-- SELECTED EXTRACT --

Comment by crabmusket

2 days ago

Something I have been considering is a ETL pipeline that, for each customer in our system, writes only their data to a SQLite file. Then, just expose a full SQLite query facility on that file.

This only works when your customers are of a reasonable size (e.g. small businesses or individuals) but could provide arbitrary analytics power.

It's also a safe target for AIs to write sql against, if you're into that sort of thing.

We do this with DuckDB, and leave the connection in read only mode, exposing the database over HTTP. SQL injection by design?

  • Cool to hear I'm not off the deep end. Have you written anything up on this, or were you inspired by anything else? How has it worked out for you?

    • haven’t written anything up on it, but I wouldn’t use my anecdote as an indication we aren’t off the deep end together!

      At a high level, we use DuckDB as an in-memory OLAP cache that’s invalidated via Postgres logical replication.

      We compute a lot of derived data to offer a read-heavy workload as a product.

      Possibly the most dubious choice I tried out recently was letting the front end just execute SQL directly against DuckDB with a thin serialization layer in the backend.

      The best apart about it is the hot reload feedback loop. The backend doesn’t have to rebuild to iterate quickly.

Zuora (billing and payment SaaS) has a user facing SQL interface backed by Trino that works pretty well

alternatively, why not use database views? That way you can make sure that customers can only see their own data. Permissions can be handled with normal database users by only granting them SELECT rights on the views.

-- GOAL 1 --
Answer these questions about the thread on per-customer SQL access.
(a) Which database does one commenter use with the connection left in read-only mode and exposed over HTTP?
(b) How is that commenter's in-memory OLAP cache invalidated?
(c) What rights does the last comment suggest granting to normal database users on the views?
The thread and the records are unrelated material.

-- DATASET ENTRIES --
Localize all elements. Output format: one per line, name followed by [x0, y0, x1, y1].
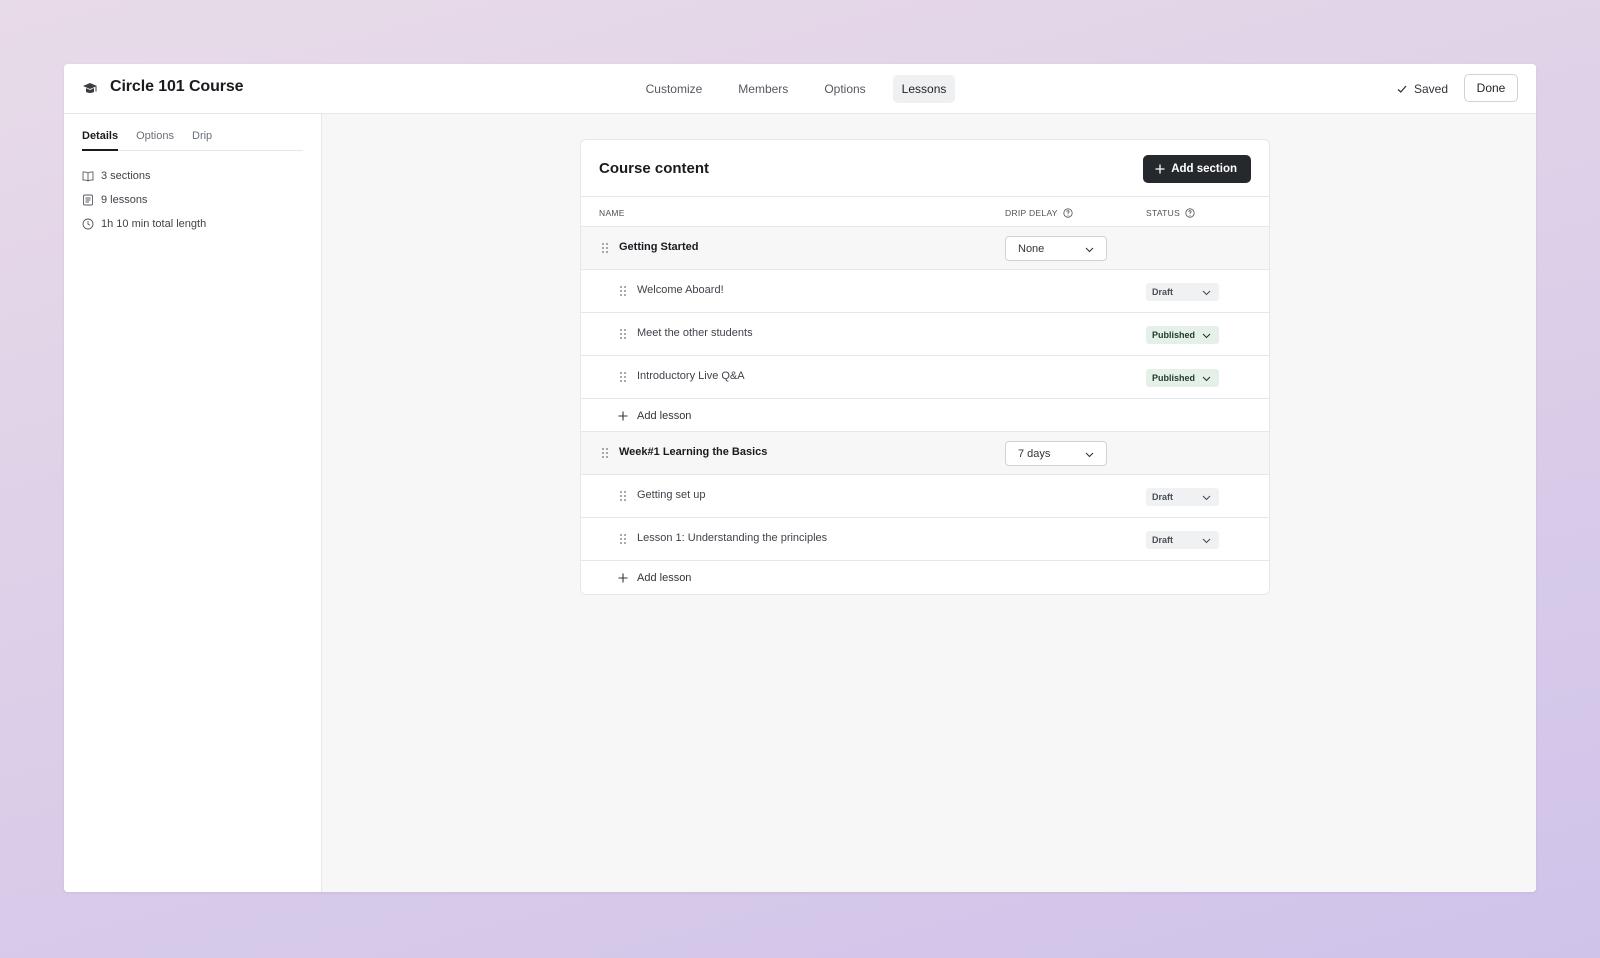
course-editor-window: Circle 101 Course Customize Members Opti… — [64, 64, 1536, 892]
help-icon[interactable] — [1185, 208, 1195, 218]
sidebar: Details Options Drip 3 sections 9 lesson… — [64, 114, 322, 892]
lesson-row[interactable]: Welcome Aboard! Draft — [581, 270, 1269, 313]
drag-handle-icon[interactable] — [601, 242, 609, 254]
top-bar: Circle 101 Course Customize Members Opti… — [64, 64, 1536, 114]
drag-handle-icon[interactable] — [619, 533, 627, 545]
lesson-name: Getting set up — [637, 489, 706, 501]
plus-icon — [1155, 164, 1165, 174]
status-value: Published — [1152, 373, 1196, 383]
chevron-down-icon — [1202, 376, 1211, 382]
drag-handle-icon[interactable] — [619, 490, 627, 502]
help-icon[interactable] — [1063, 208, 1073, 218]
add-section-button[interactable]: Add section — [1143, 155, 1251, 183]
status-select[interactable]: Draft — [1146, 283, 1219, 301]
status-select[interactable]: Draft — [1146, 531, 1219, 549]
tab-lessons[interactable]: Lessons — [892, 75, 956, 103]
tab-options[interactable]: Options — [815, 75, 874, 103]
top-nav: Customize Members Options Lessons — [64, 75, 1536, 103]
add-section-label: Add section — [1171, 163, 1237, 175]
sidebar-tabs: Details Options Drip — [82, 128, 303, 151]
section-name: Getting Started — [619, 241, 699, 253]
main-area: Course content Add section NAME DRIP DEL… — [322, 114, 1536, 892]
lesson-name: Introductory Live Q&A — [637, 370, 745, 382]
lesson-name: Meet the other students — [637, 327, 753, 339]
status-value: Draft — [1152, 535, 1174, 545]
stat-sections-label: 3 sections — [101, 170, 151, 182]
stat-lessons-label: 9 lessons — [101, 194, 148, 206]
chevron-down-icon — [1202, 333, 1211, 339]
sidebar-tab-drip[interactable]: Drip — [192, 128, 212, 151]
section-name: Week#1 Learning the Basics — [619, 446, 768, 458]
book-icon — [82, 171, 94, 182]
table-header: NAME DRIP DELAY STATUS — [581, 197, 1269, 227]
course-content-card: Course content Add section NAME DRIP DEL… — [580, 139, 1270, 595]
column-drip-delay: DRIP DELAY — [1005, 208, 1073, 218]
course-stats: 3 sections 9 lessons 1h 10 min total len… — [82, 168, 206, 240]
drag-handle-icon[interactable] — [619, 285, 627, 297]
status-select[interactable]: Published — [1146, 369, 1219, 387]
lesson-row[interactable]: Meet the other students Published — [581, 313, 1269, 356]
plus-icon — [618, 411, 628, 421]
drag-handle-icon[interactable] — [619, 371, 627, 383]
tab-customize[interactable]: Customize — [637, 75, 712, 103]
lesson-row[interactable]: Introductory Live Q&A Published — [581, 356, 1269, 399]
column-name-label: NAME — [599, 208, 625, 218]
lesson-name: Welcome Aboard! — [637, 284, 724, 296]
stat-lessons: 9 lessons — [82, 192, 206, 208]
add-lesson-row: Add lesson — [581, 399, 1269, 432]
status-select[interactable]: Published — [1146, 326, 1219, 344]
chevron-down-icon — [1085, 452, 1094, 458]
drip-delay-value: 7 days — [1018, 448, 1051, 460]
drip-delay-value: None — [1018, 243, 1045, 255]
section-row[interactable]: Getting Started None — [581, 227, 1269, 270]
column-status-label: STATUS — [1146, 208, 1181, 218]
section-row[interactable]: Week#1 Learning the Basics 7 days — [581, 432, 1269, 475]
chevron-down-icon — [1202, 495, 1211, 501]
drip-delay-select[interactable]: 7 days — [1005, 441, 1107, 466]
sidebar-tab-details[interactable]: Details — [82, 128, 119, 151]
drag-handle-icon[interactable] — [601, 447, 609, 459]
done-button[interactable]: Done — [1464, 74, 1518, 102]
chevron-down-icon — [1202, 290, 1211, 296]
lesson-name: Lesson 1: Understanding the principles — [637, 532, 828, 544]
column-drip-delay-label: DRIP DELAY — [1005, 208, 1058, 218]
plus-icon — [618, 573, 628, 583]
clock-icon — [82, 218, 94, 230]
check-icon — [1397, 85, 1407, 93]
column-status: STATUS — [1146, 208, 1195, 218]
column-name: NAME — [599, 208, 625, 218]
card-title: Course content — [599, 160, 710, 177]
drip-delay-select[interactable]: None — [1005, 236, 1107, 261]
status-value: Draft — [1152, 492, 1174, 502]
lesson-row[interactable]: Getting set up Draft — [581, 475, 1269, 518]
add-lesson-button[interactable]: Add lesson — [618, 410, 691, 422]
tab-members[interactable]: Members — [729, 75, 797, 103]
stat-length-label: 1h 10 min total length — [101, 218, 207, 230]
stat-length: 1h 10 min total length — [82, 216, 206, 232]
sidebar-tab-options[interactable]: Options — [136, 128, 174, 151]
saved-indicator: Saved — [1396, 82, 1448, 96]
chevron-down-icon — [1085, 247, 1094, 253]
lesson-row[interactable]: Lesson 1: Understanding the principles D… — [581, 518, 1269, 561]
drag-handle-icon[interactable] — [619, 328, 627, 340]
chevron-down-icon — [1202, 538, 1211, 544]
status-value: Published — [1152, 330, 1196, 340]
stat-sections: 3 sections — [82, 168, 206, 184]
add-lesson-label: Add lesson — [637, 572, 692, 584]
card-header: Course content Add section — [581, 140, 1269, 197]
add-lesson-button[interactable]: Add lesson — [618, 572, 691, 584]
document-icon — [83, 194, 93, 206]
add-lesson-row: Add lesson — [581, 561, 1269, 594]
add-lesson-label: Add lesson — [637, 410, 692, 422]
status-select[interactable]: Draft — [1146, 488, 1219, 506]
status-value: Draft — [1152, 287, 1174, 297]
saved-label: Saved — [1413, 82, 1448, 96]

-- GOAL 2 --
Reproduce the records from the line containing "course-editor-window: Circle 101" down through the line containing "drag-handle-icon[interactable] — [619, 533, 627, 545]", both of those lines included, and output nothing else.

-- FULL ANSWER 1 --
(a) DuckDB.
(b) Through Postgres logical replication.
(c) Only SELECT rights.

-- FULL ANSWER 2 --
course-editor-window: Circle 101 Course Customize Members Opti… — [64, 64, 1536, 892]
help-icon[interactable] — [1185, 208, 1195, 218]
sidebar: Details Options Drip 3 sections 9 lesson… — [64, 114, 322, 892]
lesson-row[interactable]: Welcome Aboard! Draft — [581, 270, 1269, 313]
drag-handle-icon[interactable] — [601, 242, 609, 254]
top-bar: Circle 101 Course Customize Members Opti… — [64, 64, 1536, 114]
drag-handle-icon[interactable] — [619, 533, 627, 545]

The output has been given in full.